Records from a data collection:
========

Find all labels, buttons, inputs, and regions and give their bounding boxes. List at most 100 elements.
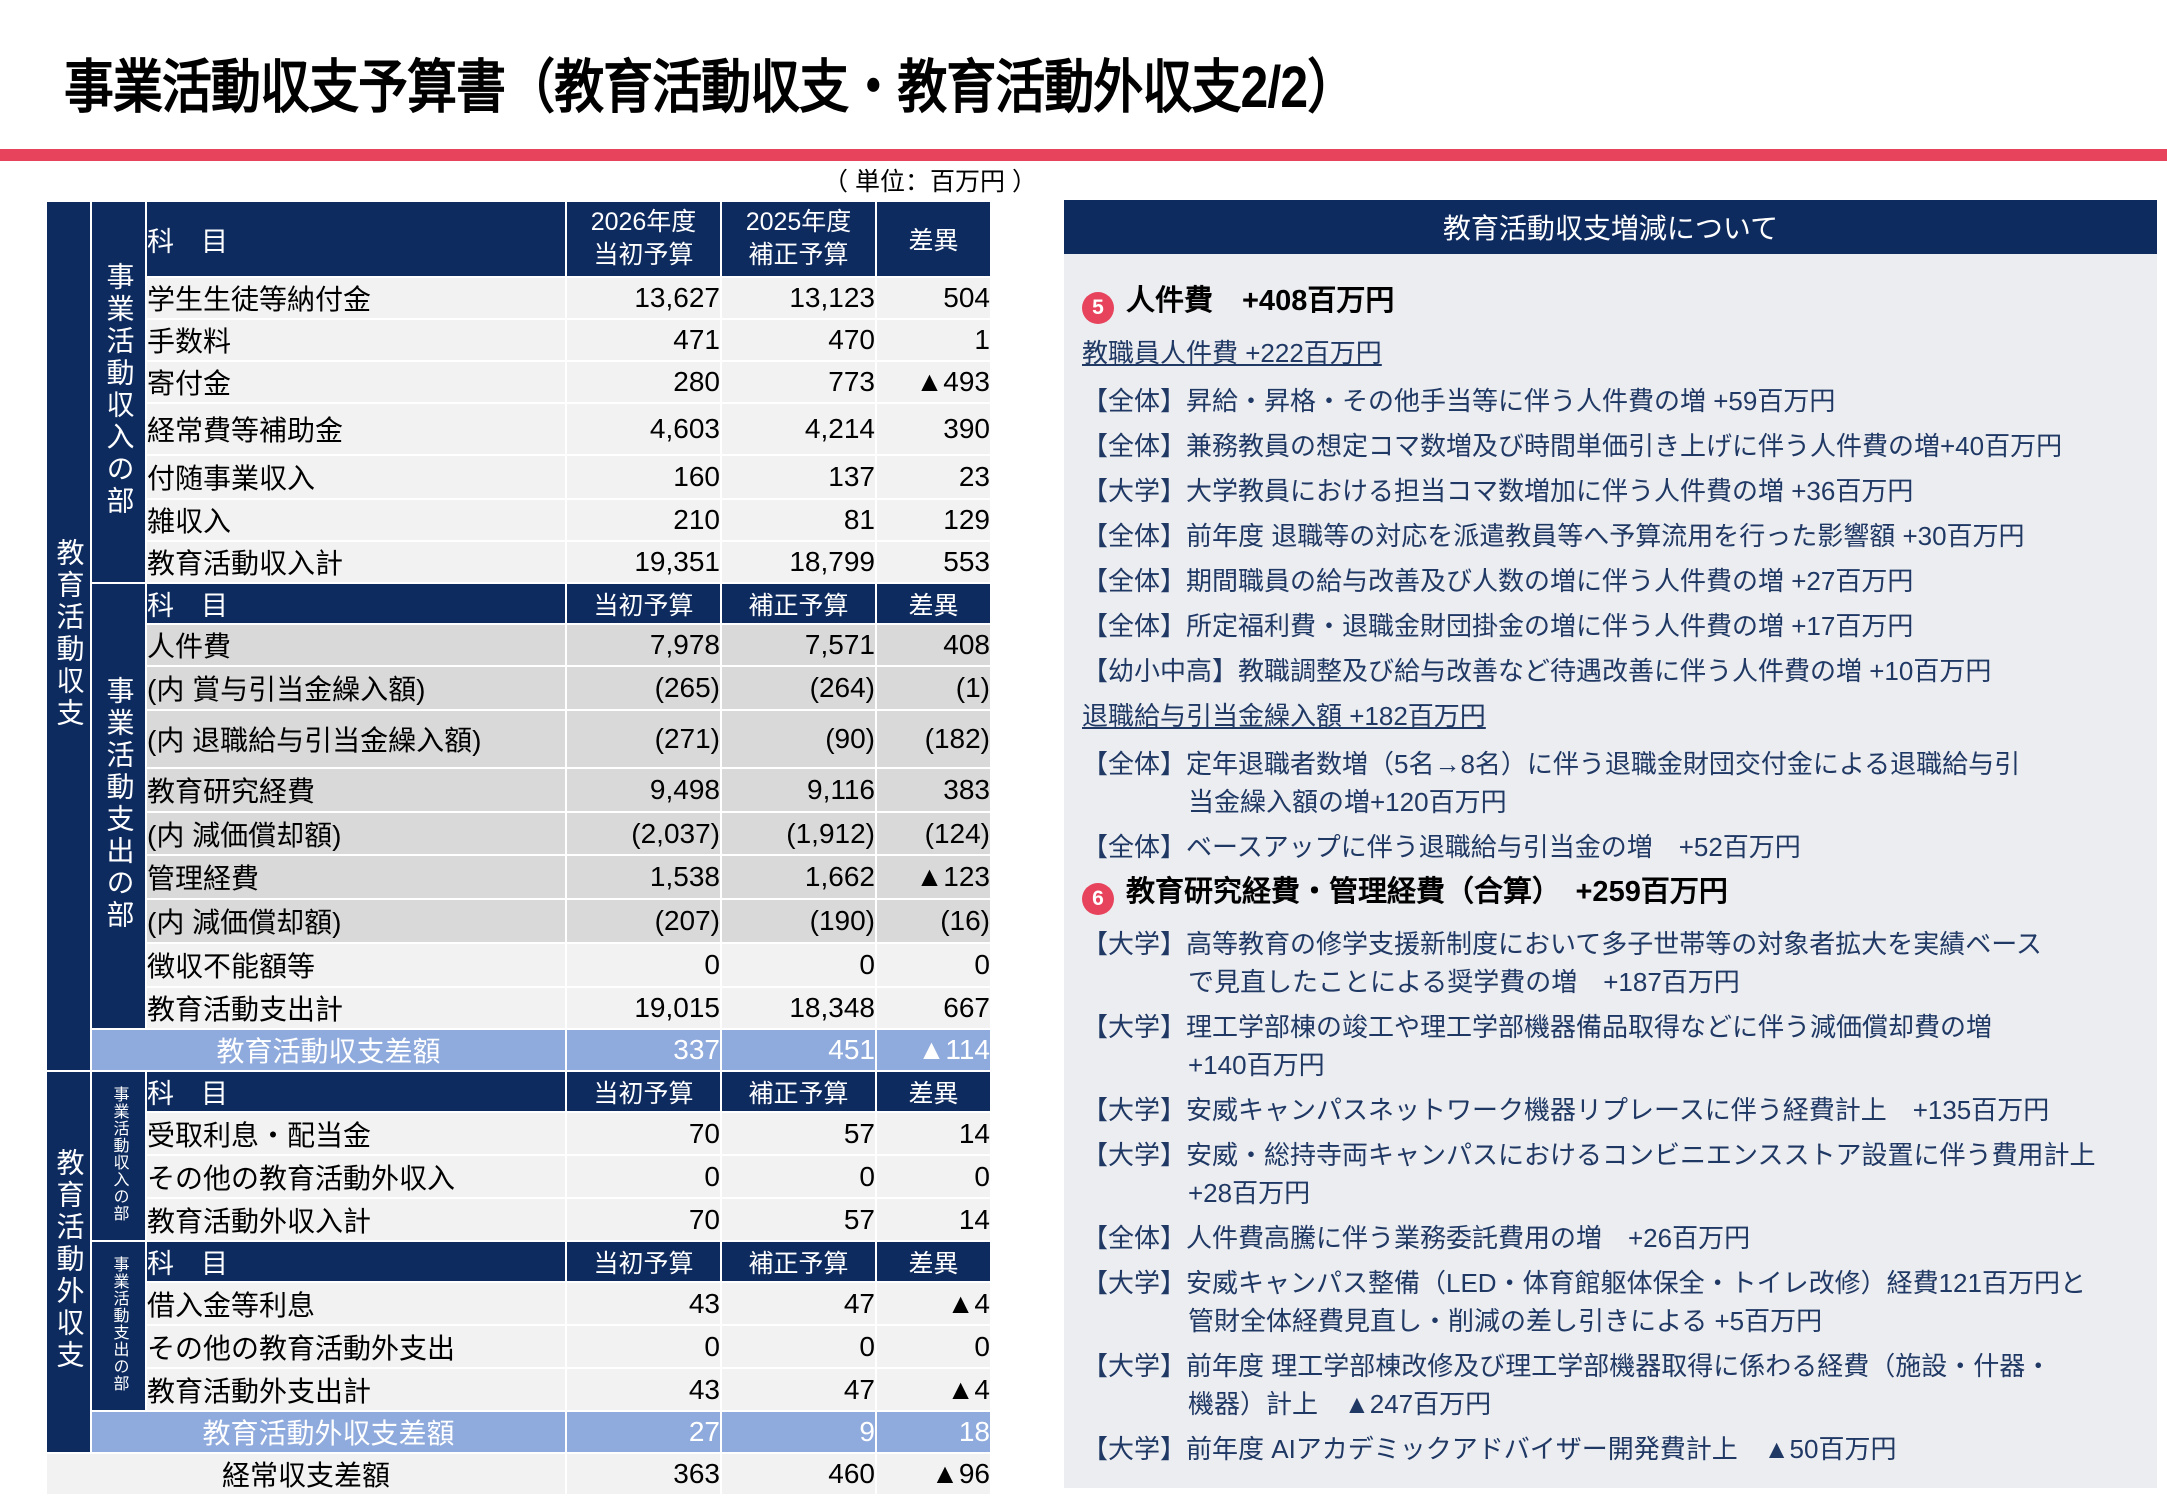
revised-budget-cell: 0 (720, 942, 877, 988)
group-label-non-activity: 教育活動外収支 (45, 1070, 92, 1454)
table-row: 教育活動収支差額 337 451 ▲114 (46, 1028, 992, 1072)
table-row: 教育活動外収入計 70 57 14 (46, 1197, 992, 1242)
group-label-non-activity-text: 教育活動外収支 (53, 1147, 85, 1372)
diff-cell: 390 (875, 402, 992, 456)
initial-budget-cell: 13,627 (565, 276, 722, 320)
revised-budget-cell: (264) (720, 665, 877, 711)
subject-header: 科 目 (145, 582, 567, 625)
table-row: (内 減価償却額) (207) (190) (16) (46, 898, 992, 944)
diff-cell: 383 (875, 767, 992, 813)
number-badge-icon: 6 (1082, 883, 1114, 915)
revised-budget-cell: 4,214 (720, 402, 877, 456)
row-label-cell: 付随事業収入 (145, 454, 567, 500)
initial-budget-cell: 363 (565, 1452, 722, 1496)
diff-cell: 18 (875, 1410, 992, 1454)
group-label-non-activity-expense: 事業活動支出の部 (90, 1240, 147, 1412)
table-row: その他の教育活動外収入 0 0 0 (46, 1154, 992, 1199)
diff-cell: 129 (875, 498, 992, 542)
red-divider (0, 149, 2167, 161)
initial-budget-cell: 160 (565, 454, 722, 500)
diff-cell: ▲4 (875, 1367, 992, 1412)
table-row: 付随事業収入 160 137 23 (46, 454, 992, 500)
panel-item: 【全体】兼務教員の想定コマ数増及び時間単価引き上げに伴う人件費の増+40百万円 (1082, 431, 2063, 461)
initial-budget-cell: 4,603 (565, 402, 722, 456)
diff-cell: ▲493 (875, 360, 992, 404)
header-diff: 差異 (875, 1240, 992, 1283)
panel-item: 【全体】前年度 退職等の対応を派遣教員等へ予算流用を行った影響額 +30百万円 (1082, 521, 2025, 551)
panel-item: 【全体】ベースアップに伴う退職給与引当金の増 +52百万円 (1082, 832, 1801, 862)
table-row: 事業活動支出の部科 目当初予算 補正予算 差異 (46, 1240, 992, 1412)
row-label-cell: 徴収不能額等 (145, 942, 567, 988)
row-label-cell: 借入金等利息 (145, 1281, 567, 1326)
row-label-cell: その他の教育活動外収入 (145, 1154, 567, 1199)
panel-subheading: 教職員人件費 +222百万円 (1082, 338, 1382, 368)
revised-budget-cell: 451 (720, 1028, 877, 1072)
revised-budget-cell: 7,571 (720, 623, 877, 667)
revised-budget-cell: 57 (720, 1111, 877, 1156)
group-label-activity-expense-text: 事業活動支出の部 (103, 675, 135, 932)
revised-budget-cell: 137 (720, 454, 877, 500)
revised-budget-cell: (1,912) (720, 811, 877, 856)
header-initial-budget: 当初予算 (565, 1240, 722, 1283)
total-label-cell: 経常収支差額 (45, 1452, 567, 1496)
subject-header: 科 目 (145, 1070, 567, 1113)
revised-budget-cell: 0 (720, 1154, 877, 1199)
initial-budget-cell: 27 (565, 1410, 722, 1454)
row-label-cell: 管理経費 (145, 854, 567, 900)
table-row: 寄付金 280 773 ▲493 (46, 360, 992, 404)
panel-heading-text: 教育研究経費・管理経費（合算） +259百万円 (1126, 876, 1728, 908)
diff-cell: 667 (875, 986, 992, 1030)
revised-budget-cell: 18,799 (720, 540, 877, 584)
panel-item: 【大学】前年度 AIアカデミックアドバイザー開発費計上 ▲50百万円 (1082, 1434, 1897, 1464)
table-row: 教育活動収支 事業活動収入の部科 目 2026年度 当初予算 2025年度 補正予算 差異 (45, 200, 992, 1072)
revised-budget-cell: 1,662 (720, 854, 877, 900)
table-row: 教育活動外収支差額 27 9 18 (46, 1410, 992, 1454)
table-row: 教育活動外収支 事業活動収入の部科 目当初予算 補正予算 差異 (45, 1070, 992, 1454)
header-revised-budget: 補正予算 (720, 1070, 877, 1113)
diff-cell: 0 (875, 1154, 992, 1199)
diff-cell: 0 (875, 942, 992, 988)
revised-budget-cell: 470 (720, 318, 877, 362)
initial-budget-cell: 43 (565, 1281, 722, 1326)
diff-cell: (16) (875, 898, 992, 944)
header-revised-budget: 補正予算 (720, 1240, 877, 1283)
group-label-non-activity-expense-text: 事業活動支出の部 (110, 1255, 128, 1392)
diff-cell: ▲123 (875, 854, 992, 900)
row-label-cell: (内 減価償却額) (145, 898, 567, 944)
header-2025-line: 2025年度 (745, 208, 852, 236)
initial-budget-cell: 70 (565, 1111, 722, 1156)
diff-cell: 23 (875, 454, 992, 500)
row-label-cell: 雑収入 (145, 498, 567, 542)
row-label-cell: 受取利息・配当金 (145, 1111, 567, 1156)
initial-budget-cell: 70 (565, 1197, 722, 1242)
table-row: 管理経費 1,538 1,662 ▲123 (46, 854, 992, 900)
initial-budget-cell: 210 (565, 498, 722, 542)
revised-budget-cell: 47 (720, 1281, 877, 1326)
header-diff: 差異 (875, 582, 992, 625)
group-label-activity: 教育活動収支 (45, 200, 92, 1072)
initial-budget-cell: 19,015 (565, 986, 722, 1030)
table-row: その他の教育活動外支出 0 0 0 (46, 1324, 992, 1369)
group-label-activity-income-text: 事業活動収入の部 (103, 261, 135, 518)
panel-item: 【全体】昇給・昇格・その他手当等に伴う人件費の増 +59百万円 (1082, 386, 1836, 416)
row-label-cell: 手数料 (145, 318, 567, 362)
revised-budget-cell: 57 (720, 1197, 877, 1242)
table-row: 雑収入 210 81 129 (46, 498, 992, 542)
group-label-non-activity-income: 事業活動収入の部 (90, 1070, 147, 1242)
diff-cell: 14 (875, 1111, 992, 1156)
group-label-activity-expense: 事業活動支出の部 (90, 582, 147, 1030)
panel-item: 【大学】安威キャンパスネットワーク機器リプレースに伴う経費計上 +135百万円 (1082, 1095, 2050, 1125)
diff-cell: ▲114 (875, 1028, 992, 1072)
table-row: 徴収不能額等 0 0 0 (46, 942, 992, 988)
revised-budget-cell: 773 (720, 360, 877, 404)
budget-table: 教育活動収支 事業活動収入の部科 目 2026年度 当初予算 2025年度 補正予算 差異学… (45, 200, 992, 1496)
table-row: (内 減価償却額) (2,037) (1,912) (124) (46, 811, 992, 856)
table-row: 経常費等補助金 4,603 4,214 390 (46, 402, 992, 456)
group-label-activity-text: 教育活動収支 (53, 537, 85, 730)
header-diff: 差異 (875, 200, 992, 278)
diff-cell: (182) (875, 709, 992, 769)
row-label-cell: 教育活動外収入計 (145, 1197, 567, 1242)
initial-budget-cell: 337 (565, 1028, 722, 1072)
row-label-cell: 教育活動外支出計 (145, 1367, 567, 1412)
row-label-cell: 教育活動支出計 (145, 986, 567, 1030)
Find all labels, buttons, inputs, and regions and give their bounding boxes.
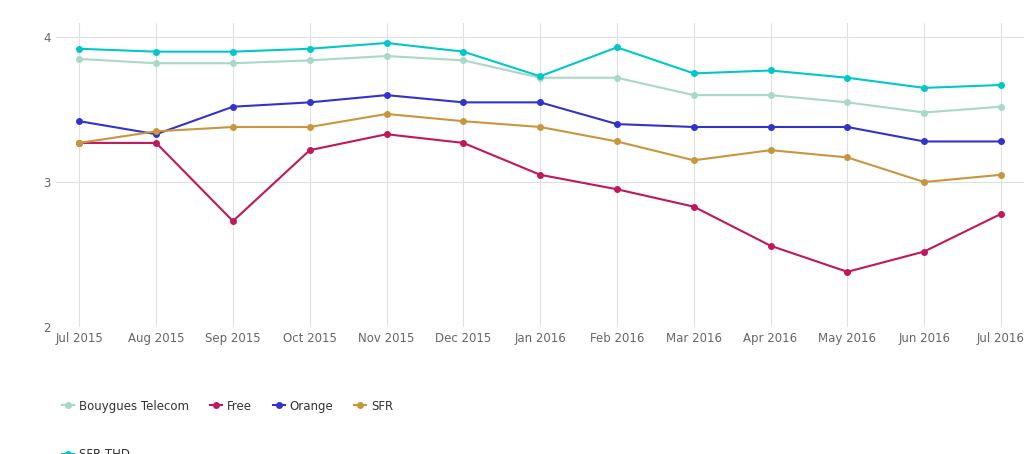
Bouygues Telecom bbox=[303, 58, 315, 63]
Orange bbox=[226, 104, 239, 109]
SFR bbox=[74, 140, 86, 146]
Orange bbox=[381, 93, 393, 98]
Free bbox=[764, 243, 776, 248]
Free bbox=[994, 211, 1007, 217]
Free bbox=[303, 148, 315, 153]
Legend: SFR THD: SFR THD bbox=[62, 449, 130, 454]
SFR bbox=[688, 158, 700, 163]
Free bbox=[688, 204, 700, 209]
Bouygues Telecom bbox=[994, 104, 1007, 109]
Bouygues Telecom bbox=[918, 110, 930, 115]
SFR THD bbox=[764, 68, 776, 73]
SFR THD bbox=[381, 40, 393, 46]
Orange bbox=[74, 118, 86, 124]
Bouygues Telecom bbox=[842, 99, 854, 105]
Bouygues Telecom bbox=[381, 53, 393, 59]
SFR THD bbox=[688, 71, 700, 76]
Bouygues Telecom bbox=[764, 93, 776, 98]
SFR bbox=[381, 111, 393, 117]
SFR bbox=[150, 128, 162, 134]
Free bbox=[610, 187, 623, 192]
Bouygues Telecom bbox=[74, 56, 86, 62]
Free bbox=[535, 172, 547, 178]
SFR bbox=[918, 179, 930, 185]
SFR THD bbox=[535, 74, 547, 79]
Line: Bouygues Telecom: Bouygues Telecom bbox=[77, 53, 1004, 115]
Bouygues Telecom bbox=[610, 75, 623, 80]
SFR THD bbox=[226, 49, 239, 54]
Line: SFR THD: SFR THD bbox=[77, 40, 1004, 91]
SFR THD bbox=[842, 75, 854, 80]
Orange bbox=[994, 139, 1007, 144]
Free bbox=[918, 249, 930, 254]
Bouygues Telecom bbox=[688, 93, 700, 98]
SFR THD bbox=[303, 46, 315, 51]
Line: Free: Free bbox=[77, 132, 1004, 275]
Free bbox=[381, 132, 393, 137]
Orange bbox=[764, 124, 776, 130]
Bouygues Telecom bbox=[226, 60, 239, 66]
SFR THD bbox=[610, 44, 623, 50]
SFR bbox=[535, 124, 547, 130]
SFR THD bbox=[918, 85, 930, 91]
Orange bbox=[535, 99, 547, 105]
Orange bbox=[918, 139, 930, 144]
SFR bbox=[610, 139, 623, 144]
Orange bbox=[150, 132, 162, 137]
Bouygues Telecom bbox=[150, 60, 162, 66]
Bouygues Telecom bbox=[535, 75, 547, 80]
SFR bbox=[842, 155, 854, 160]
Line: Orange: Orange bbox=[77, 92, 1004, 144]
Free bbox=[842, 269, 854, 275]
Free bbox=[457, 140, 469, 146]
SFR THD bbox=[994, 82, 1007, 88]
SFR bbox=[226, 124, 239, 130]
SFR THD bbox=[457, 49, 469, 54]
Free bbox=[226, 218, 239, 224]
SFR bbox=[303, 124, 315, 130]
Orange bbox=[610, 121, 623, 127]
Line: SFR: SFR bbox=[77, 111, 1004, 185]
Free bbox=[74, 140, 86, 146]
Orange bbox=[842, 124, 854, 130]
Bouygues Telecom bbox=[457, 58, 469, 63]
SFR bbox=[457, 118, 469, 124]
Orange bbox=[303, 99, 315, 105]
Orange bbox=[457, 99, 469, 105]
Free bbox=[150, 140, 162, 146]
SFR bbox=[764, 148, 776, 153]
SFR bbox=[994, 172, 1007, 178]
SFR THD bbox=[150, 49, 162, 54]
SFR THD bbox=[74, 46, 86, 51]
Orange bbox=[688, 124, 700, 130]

========

__To do__: Reproduce every line of the data above, starting with the line that contains "Bouygues Telecom bbox=[303, 58, 315, 63]" and ending with the line that contains "Orange bbox=[303, 99, 315, 105]", with both of those lines included.

__Exercise answer__:
Bouygues Telecom bbox=[303, 58, 315, 63]
Orange bbox=[226, 104, 239, 109]
SFR bbox=[74, 140, 86, 146]
Orange bbox=[381, 93, 393, 98]
Free bbox=[764, 243, 776, 248]
Free bbox=[994, 211, 1007, 217]
Free bbox=[303, 148, 315, 153]
Legend: SFR THD: SFR THD bbox=[62, 449, 130, 454]
SFR bbox=[688, 158, 700, 163]
Free bbox=[688, 204, 700, 209]
Bouygues Telecom bbox=[994, 104, 1007, 109]
Bouygues Telecom bbox=[918, 110, 930, 115]
SFR THD bbox=[764, 68, 776, 73]
SFR THD bbox=[381, 40, 393, 46]
Orange bbox=[74, 118, 86, 124]
Bouygues Telecom bbox=[842, 99, 854, 105]
Bouygues Telecom bbox=[381, 53, 393, 59]
SFR THD bbox=[688, 71, 700, 76]
Bouygues Telecom bbox=[764, 93, 776, 98]
SFR bbox=[381, 111, 393, 117]
SFR bbox=[150, 128, 162, 134]
Free bbox=[610, 187, 623, 192]
Bouygues Telecom bbox=[74, 56, 86, 62]
Free bbox=[535, 172, 547, 178]
SFR bbox=[918, 179, 930, 185]
SFR THD bbox=[535, 74, 547, 79]
Line: Bouygues Telecom: Bouygues Telecom bbox=[77, 53, 1004, 115]
Bouygues Telecom bbox=[610, 75, 623, 80]
SFR THD bbox=[226, 49, 239, 54]
Line: SFR THD: SFR THD bbox=[77, 40, 1004, 91]
SFR THD bbox=[842, 75, 854, 80]
Orange bbox=[994, 139, 1007, 144]
Free bbox=[918, 249, 930, 254]
Bouygues Telecom bbox=[688, 93, 700, 98]
SFR THD bbox=[303, 46, 315, 51]
Line: Free: Free bbox=[77, 132, 1004, 275]
Free bbox=[381, 132, 393, 137]
Orange bbox=[764, 124, 776, 130]
Bouygues Telecom bbox=[226, 60, 239, 66]
SFR THD bbox=[610, 44, 623, 50]
SFR bbox=[535, 124, 547, 130]
SFR THD bbox=[918, 85, 930, 91]
Orange bbox=[535, 99, 547, 105]
Orange bbox=[918, 139, 930, 144]
SFR bbox=[610, 139, 623, 144]
Orange bbox=[150, 132, 162, 137]
Bouygues Telecom bbox=[150, 60, 162, 66]
Bouygues Telecom bbox=[535, 75, 547, 80]
SFR bbox=[842, 155, 854, 160]
Line: Orange: Orange bbox=[77, 92, 1004, 144]
Free bbox=[842, 269, 854, 275]
Free bbox=[457, 140, 469, 146]
SFR THD bbox=[994, 82, 1007, 88]
SFR bbox=[226, 124, 239, 130]
SFR THD bbox=[457, 49, 469, 54]
Free bbox=[226, 218, 239, 224]
SFR bbox=[303, 124, 315, 130]
Orange bbox=[610, 121, 623, 127]
Line: SFR: SFR bbox=[77, 111, 1004, 185]
Free bbox=[74, 140, 86, 146]
Orange bbox=[842, 124, 854, 130]
Bouygues Telecom bbox=[457, 58, 469, 63]
SFR bbox=[457, 118, 469, 124]
Orange bbox=[303, 99, 315, 105]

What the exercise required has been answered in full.